▸ **MATERIAL TO PROCESS**
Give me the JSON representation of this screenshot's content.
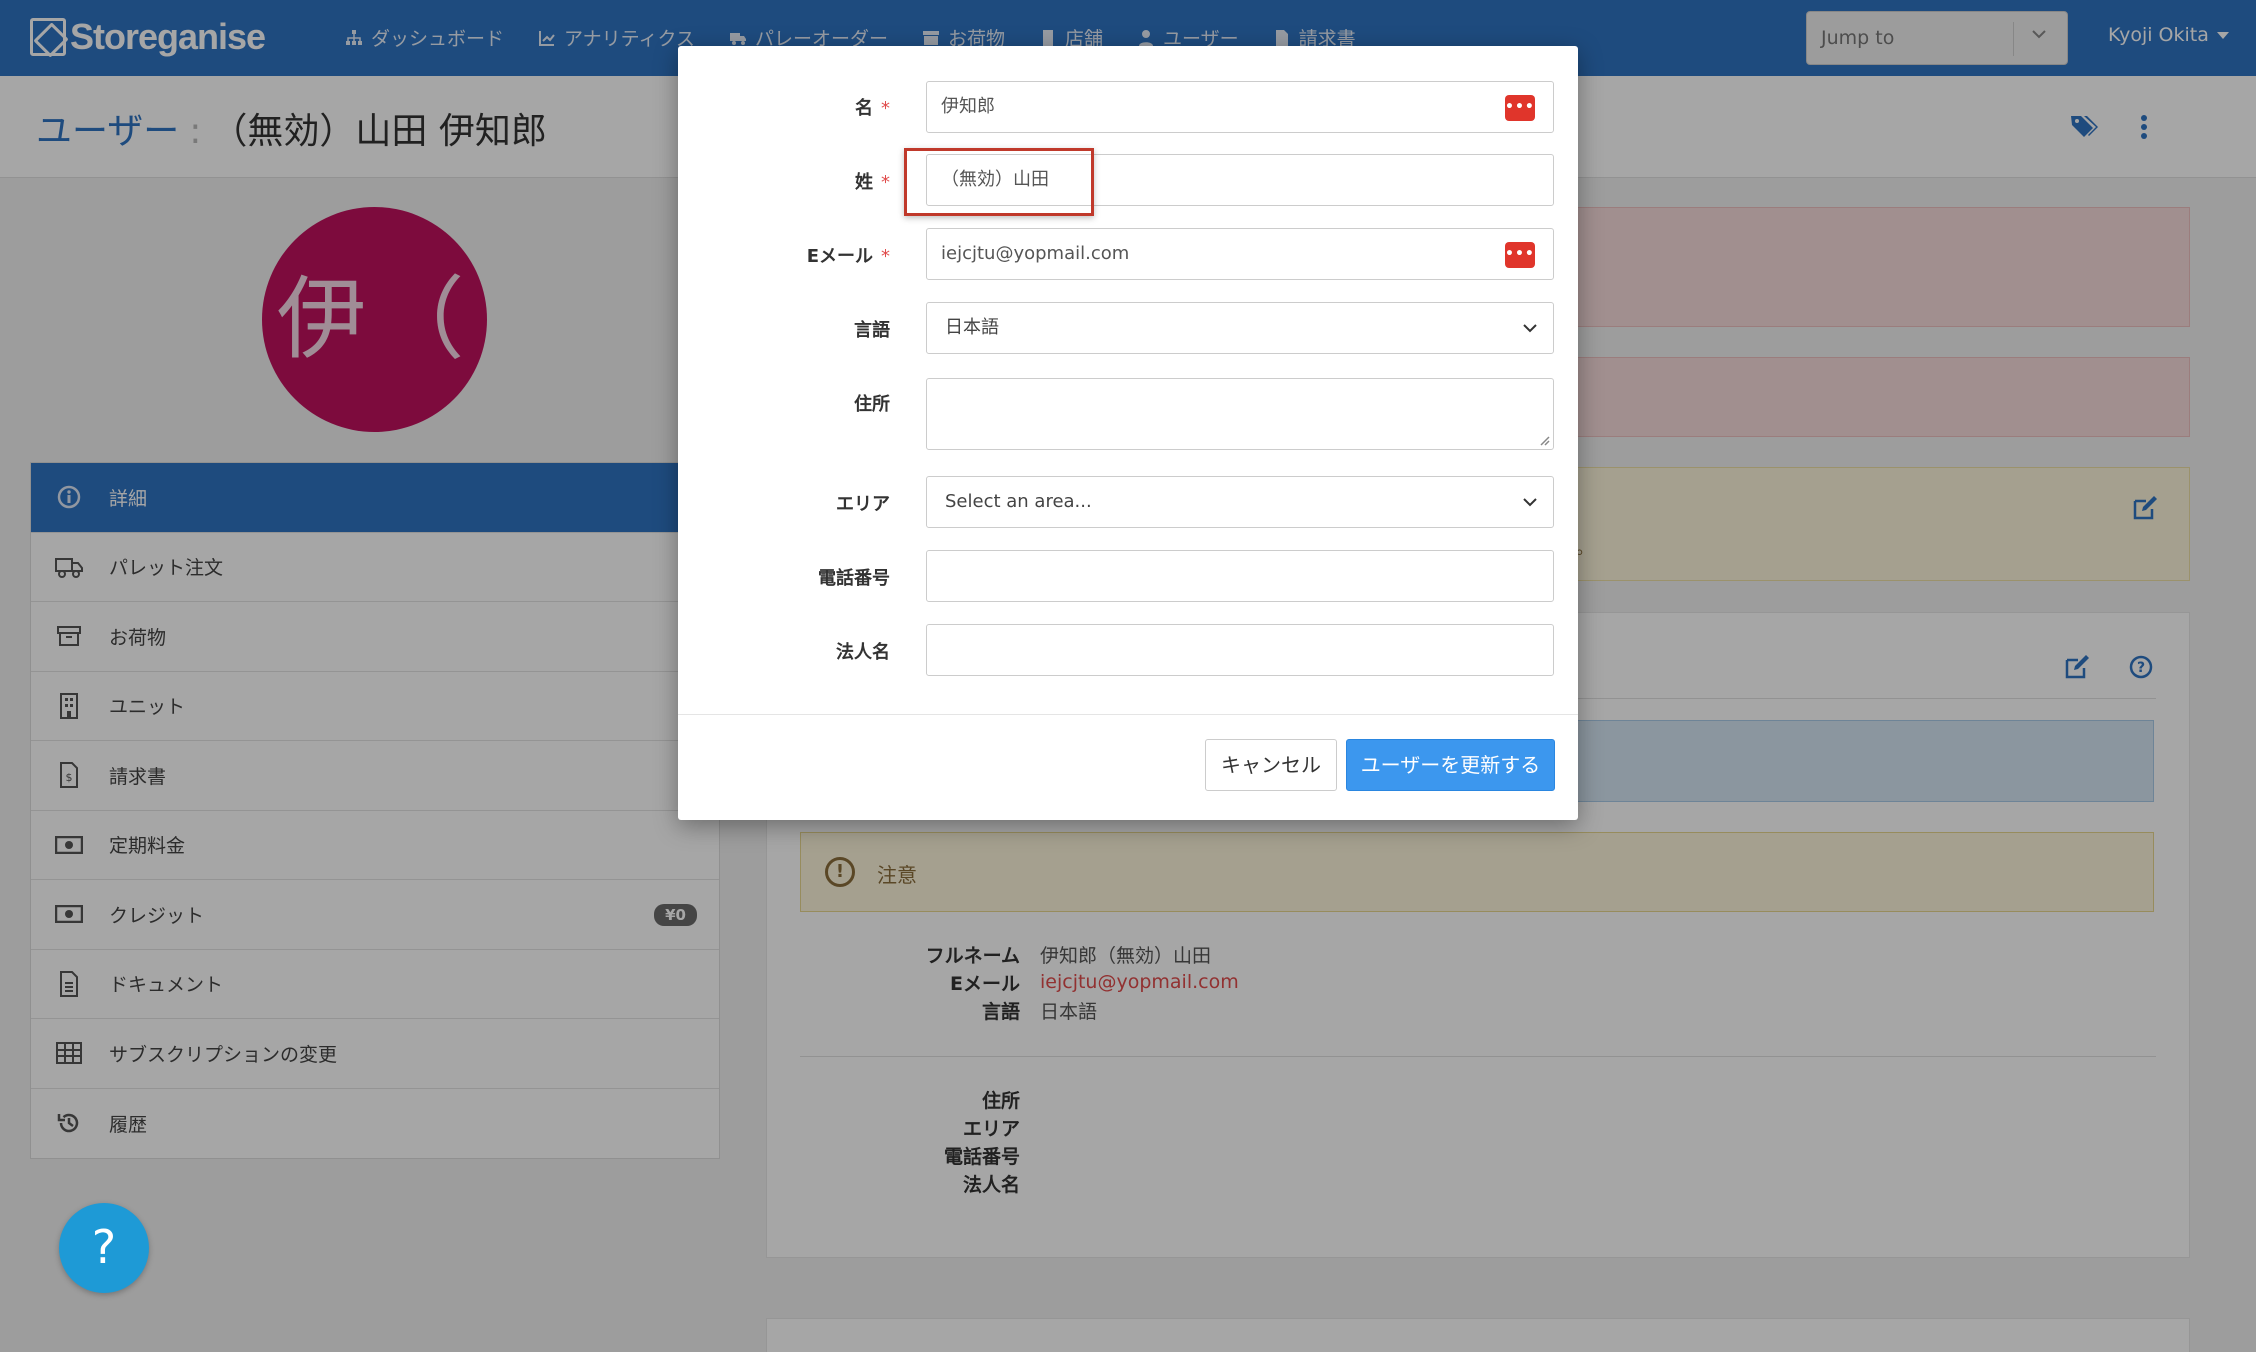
{
  "app": {
    "name": "Storeganise"
  },
  "nav": {
    "items": [
      {
        "label": "ダッシュボード",
        "icon": "sitemap-icon"
      },
      {
        "label": "アナリティクス",
        "icon": "chart-icon"
      },
      {
        "label": "パレーオーダー",
        "icon": "truck-icon"
      },
      {
        "label": "お荷物",
        "icon": "archive-icon"
      },
      {
        "label": "店舗",
        "icon": "building-icon"
      },
      {
        "label": "ユーザー",
        "icon": "user-icon"
      },
      {
        "label": "請求書",
        "icon": "invoice-icon"
      }
    ],
    "jump_placeholder": "Jump to",
    "user_name": "Kyoji Okita"
  },
  "page": {
    "title_prefix": "ユーザー",
    "title_separator": ":",
    "title_name": "（無効）山田 伊知郎",
    "avatar_initials": "伊（"
  },
  "sidebar": {
    "items": [
      {
        "label": "詳細",
        "icon": "info-icon",
        "active": true
      },
      {
        "label": "パレット注文",
        "icon": "truck-icon"
      },
      {
        "label": "お荷物",
        "icon": "archive-icon"
      },
      {
        "label": "ユニット",
        "icon": "building-icon"
      },
      {
        "label": "請求書",
        "icon": "invoice-icon"
      },
      {
        "label": "定期料金",
        "icon": "money-icon"
      },
      {
        "label": "クレジット",
        "icon": "money-icon",
        "badge": "¥0"
      },
      {
        "label": "ドキュメント",
        "icon": "document-icon"
      },
      {
        "label": "サブスクリプションの変更",
        "icon": "table-icon"
      },
      {
        "label": "履歴",
        "icon": "history-icon"
      }
    ]
  },
  "help": {
    "label": "?"
  },
  "content": {
    "alert_tail": "。",
    "note_label": "注意",
    "details": [
      {
        "key": "フルネーム",
        "value": "伊知郎（無効）山田"
      },
      {
        "key": "Eメール",
        "value": "iejcjtu@yopmail.com",
        "link": true
      },
      {
        "key": "言語",
        "value": "日本語"
      }
    ],
    "details2": [
      {
        "key": "住所",
        "value": ""
      },
      {
        "key": "エリア",
        "value": ""
      },
      {
        "key": "電話番号",
        "value": ""
      },
      {
        "key": "法人名",
        "value": ""
      }
    ]
  },
  "modal": {
    "fields": {
      "first_name": {
        "label": "名",
        "value": "伊知郎",
        "required": true
      },
      "last_name": {
        "label": "姓",
        "value": "（無効）山田",
        "required": true
      },
      "email": {
        "label": "Eメール",
        "value": "iejcjtu@yopmail.com",
        "required": true
      },
      "language": {
        "label": "言語",
        "value": "日本語"
      },
      "address": {
        "label": "住所",
        "value": ""
      },
      "area": {
        "label": "エリア",
        "value": "Select an area..."
      },
      "phone": {
        "label": "電話番号",
        "value": ""
      },
      "company": {
        "label": "法人名",
        "value": ""
      }
    },
    "required_marker": "*",
    "pw_icon_text": "•••|",
    "cancel_label": "キャンセル",
    "update_label": "ユーザーを更新する"
  },
  "colors": {
    "brand": "#2f73c2",
    "avatar": "#c0125e",
    "danger": "#e04c4c",
    "primary_button": "#3c97ee"
  }
}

▸ **YOUR GOAL**
Quote each entry above verbatim and drop the pictures.

▸ **FINAL RESULT**
Give me the JSON representation of this screenshot's content.
{
  "app": {
    "name": "Storeganise"
  },
  "nav": {
    "items": [
      {
        "label": "ダッシュボード",
        "icon": "sitemap-icon"
      },
      {
        "label": "アナリティクス",
        "icon": "chart-icon"
      },
      {
        "label": "パレーオーダー",
        "icon": "truck-icon"
      },
      {
        "label": "お荷物",
        "icon": "archive-icon"
      },
      {
        "label": "店舗",
        "icon": "building-icon"
      },
      {
        "label": "ユーザー",
        "icon": "user-icon"
      },
      {
        "label": "請求書",
        "icon": "invoice-icon"
      }
    ],
    "jump_placeholder": "Jump to",
    "user_name": "Kyoji Okita"
  },
  "page": {
    "title_prefix": "ユーザー",
    "title_separator": ":",
    "title_name": "（無効）山田 伊知郎",
    "avatar_initials": "伊（"
  },
  "sidebar": {
    "items": [
      {
        "label": "詳細",
        "icon": "info-icon",
        "active": true
      },
      {
        "label": "パレット注文",
        "icon": "truck-icon"
      },
      {
        "label": "お荷物",
        "icon": "archive-icon"
      },
      {
        "label": "ユニット",
        "icon": "building-icon"
      },
      {
        "label": "請求書",
        "icon": "invoice-icon"
      },
      {
        "label": "定期料金",
        "icon": "money-icon"
      },
      {
        "label": "クレジット",
        "icon": "money-icon",
        "badge": "¥0"
      },
      {
        "label": "ドキュメント",
        "icon": "document-icon"
      },
      {
        "label": "サブスクリプションの変更",
        "icon": "table-icon"
      },
      {
        "label": "履歴",
        "icon": "history-icon"
      }
    ]
  },
  "help": {
    "label": "?"
  },
  "content": {
    "alert_tail": "。",
    "note_label": "注意",
    "details": [
      {
        "key": "フルネーム",
        "value": "伊知郎（無効）山田"
      },
      {
        "key": "Eメール",
        "value": "iejcjtu@yopmail.com",
        "link": true
      },
      {
        "key": "言語",
        "value": "日本語"
      }
    ],
    "details2": [
      {
        "key": "住所",
        "value": ""
      },
      {
        "key": "エリア",
        "value": ""
      },
      {
        "key": "電話番号",
        "value": ""
      },
      {
        "key": "法人名",
        "value": ""
      }
    ]
  },
  "modal": {
    "fields": {
      "first_name": {
        "label": "名",
        "value": "伊知郎",
        "required": true
      },
      "last_name": {
        "label": "姓",
        "value": "（無効）山田",
        "required": true
      },
      "email": {
        "label": "Eメール",
        "value": "iejcjtu@yopmail.com",
        "required": true
      },
      "language": {
        "label": "言語",
        "value": "日本語"
      },
      "address": {
        "label": "住所",
        "value": ""
      },
      "area": {
        "label": "エリア",
        "value": "Select an area..."
      },
      "phone": {
        "label": "電話番号",
        "value": ""
      },
      "company": {
        "label": "法人名",
        "value": ""
      }
    },
    "required_marker": "*",
    "pw_icon_text": "•••|",
    "cancel_label": "キャンセル",
    "update_label": "ユーザーを更新する"
  },
  "colors": {
    "brand": "#2f73c2",
    "avatar": "#c0125e",
    "danger": "#e04c4c",
    "primary_button": "#3c97ee"
  }
}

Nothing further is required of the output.